• [WHAT YOU ARE ASKED TO DO]
Print the entire listing. Each line must match the original exactly.

• [DATA ROWS]
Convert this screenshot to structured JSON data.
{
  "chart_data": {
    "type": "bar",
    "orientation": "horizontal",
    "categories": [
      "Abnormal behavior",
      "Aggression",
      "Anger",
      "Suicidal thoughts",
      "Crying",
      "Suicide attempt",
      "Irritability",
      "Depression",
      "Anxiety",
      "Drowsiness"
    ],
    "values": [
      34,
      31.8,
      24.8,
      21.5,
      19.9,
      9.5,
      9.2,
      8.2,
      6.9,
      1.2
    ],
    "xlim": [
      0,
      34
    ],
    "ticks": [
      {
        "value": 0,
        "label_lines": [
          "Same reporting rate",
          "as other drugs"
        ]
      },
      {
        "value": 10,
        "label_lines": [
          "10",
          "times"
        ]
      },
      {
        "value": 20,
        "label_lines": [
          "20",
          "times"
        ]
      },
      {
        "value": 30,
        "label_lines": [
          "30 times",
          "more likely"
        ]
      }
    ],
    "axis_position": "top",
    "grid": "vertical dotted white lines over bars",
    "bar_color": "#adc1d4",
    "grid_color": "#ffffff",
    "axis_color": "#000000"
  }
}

• [RESPONSE TO THE TASK]
Convert this screenshot to structured JSON data.
{
  "chart_data": {
    "type": "bar",
    "orientation": "horizontal",
    "categories": [
      "Abnormal behavior",
      "Aggression",
      "Anger",
      "Suicidal thoughts",
      "Crying",
      "Suicide attempt",
      "Irritability",
      "Depression",
      "Anxiety",
      "Drowsiness"
    ],
    "values": [
      34,
      31.8,
      24.8,
      21.5,
      19.9,
      9.5,
      9.2,
      8.2,
      6.9,
      1.2
    ],
    "xlim": [
      0,
      34
    ],
    "ticks": [
      {
        "value": 0,
        "label_lines": [
          "Same reporting rate",
          "as other drugs"
        ]
      },
      {
        "value": 10,
        "label_lines": [
          "10",
          "times"
        ]
      },
      {
        "value": 20,
        "label_lines": [
          "20",
          "times"
        ]
      },
      {
        "value": 30,
        "label_lines": [
          "30 times",
          "more likely"
        ]
      }
    ],
    "axis_position": "top",
    "grid": "vertical dotted white lines over bars",
    "bar_color": "#adc1d4",
    "grid_color": "#ffffff",
    "axis_color": "#000000"
  }
}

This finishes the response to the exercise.